● **Work instructions**:
Return the full listing exactly as it is written.

● **Record extracts**:
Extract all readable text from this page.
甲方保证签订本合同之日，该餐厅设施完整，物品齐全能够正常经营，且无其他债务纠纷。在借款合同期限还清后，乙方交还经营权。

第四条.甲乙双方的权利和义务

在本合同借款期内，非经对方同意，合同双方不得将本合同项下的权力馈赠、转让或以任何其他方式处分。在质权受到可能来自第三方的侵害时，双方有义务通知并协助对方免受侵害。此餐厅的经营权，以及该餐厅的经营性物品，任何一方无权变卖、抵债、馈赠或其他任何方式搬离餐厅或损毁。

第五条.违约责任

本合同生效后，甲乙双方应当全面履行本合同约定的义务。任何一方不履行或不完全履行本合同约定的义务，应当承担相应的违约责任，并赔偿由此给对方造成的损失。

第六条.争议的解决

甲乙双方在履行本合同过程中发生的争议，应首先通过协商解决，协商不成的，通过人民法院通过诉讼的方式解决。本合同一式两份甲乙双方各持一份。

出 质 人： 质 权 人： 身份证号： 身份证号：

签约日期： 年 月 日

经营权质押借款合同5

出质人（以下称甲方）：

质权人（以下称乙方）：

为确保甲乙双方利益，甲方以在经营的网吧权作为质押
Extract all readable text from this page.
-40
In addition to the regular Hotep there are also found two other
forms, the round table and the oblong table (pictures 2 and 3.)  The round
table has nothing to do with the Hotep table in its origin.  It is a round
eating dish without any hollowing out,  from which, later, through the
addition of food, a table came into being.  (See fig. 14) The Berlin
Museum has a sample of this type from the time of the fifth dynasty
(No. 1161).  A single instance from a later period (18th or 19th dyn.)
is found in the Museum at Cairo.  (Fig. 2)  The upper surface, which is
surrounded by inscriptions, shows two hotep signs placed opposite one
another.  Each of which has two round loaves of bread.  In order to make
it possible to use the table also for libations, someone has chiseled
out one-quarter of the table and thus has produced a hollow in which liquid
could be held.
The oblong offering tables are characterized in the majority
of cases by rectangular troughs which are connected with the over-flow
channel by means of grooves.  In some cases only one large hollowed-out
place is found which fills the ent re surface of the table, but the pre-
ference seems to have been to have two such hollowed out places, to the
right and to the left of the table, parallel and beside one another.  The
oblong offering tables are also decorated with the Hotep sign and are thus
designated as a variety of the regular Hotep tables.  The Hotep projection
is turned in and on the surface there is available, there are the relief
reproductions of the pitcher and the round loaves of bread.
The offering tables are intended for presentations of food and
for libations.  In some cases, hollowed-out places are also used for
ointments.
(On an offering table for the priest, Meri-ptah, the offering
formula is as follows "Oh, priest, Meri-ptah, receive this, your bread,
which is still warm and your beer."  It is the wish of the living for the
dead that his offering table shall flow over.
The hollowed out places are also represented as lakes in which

● **Task response**:
Extract all readable text from this page.
甲方保证签订本合同之日，该餐厅设施完整，物品齐全能够正常经营，且无其他债务纠纷。在借款合同期限还清后，乙方交还经营权。

第四条.甲乙双方的权利和义务

在本合同借款期内，非经对方同意，合同双方不得将本合同项下的权力馈赠、转让或以任何其他方式处分。在质权受到可能来自第三方的侵害时，双方有义务通知并协助对方免受侵害。此餐厅的经营权，以及该餐厅的经营性物品，任何一方无权变卖、抵债、馈赠或其他任何方式搬离餐厅或损毁。

第五条.违约责任

本合同生效后，甲乙双方应当全面履行本合同约定的义务。任何一方不履行或不完全履行本合同约定的义务，应当承担相应的违约责任，并赔偿由此给对方造成的损失。

第六条.争议的解决

甲乙双方在履行本合同过程中发生的争议，应首先通过协商解决，协商不成的，通过人民法院通过诉讼的方式解决。本合同一式两份甲乙双方各持一份。

出 质 人： 质 权 人： 身份证号： 身份证号：

签约日期： 年 月 日

经营权质押借款合同5

出质人（以下称甲方）：

质权人（以下称乙方）：

为确保甲乙双方利益，甲方以在经营的网吧权作为质押
Extract all readable text from this page.
-40
In addition to the regular Hotep there are also found two other
forms, the round table and the oblong table (pictures 2 and 3.)  The round
table has nothing to do with the Hotep table in its origin.  It is a round
eating dish without any hollowing out,  from which, later, through the
addition of food, a table came into being.  (See fig. 14) The Berlin
Museum has a sample of this type from the time of the fifth dynasty
(No. 1161).  A single instance from a later period (18th or 19th dyn.)
is found in the Museum at Cairo.  (Fig. 2)  The upper surface, which is
surrounded by inscriptions, shows two hotep signs placed opposite one
another.  Each of which has two round loaves of bread.  In order to make
it possible to use the table also for libations, someone has chiseled
out one-quarter of the table and thus has produced a hollow in which liquid
could be held.
The oblong offering tables are characterized in the majority
of cases by rectangular troughs which are connected with the over-flow
channel by means of grooves.  In some cases only one large hollowed-out
place is found which fills the ent re surface of the table, but the pre-
ference seems to have been to have two such hollowed out places, to the
right and to the left of the table, parallel and beside one another.  The
oblong offering tables are also decorated with the Hotep sign and are thus
designated as a variety of the regular Hotep tables.  The Hotep projection
is turned in and on the surface there is available, there are the relief
reproductions of the pitcher and the round loaves of bread.
The offering tables are intended for presentations of food and
for libations.  In some cases, hollowed-out places are also used for
ointments.
(On an offering table for the priest, Meri-ptah, the offering
formula is as follows "Oh, priest, Meri-ptah, receive this, your bread,
which is still warm and your beer."  It is the wish of the living for the
dead that his offering table shall flow over.
The hollowed out places are also represented as lakes in which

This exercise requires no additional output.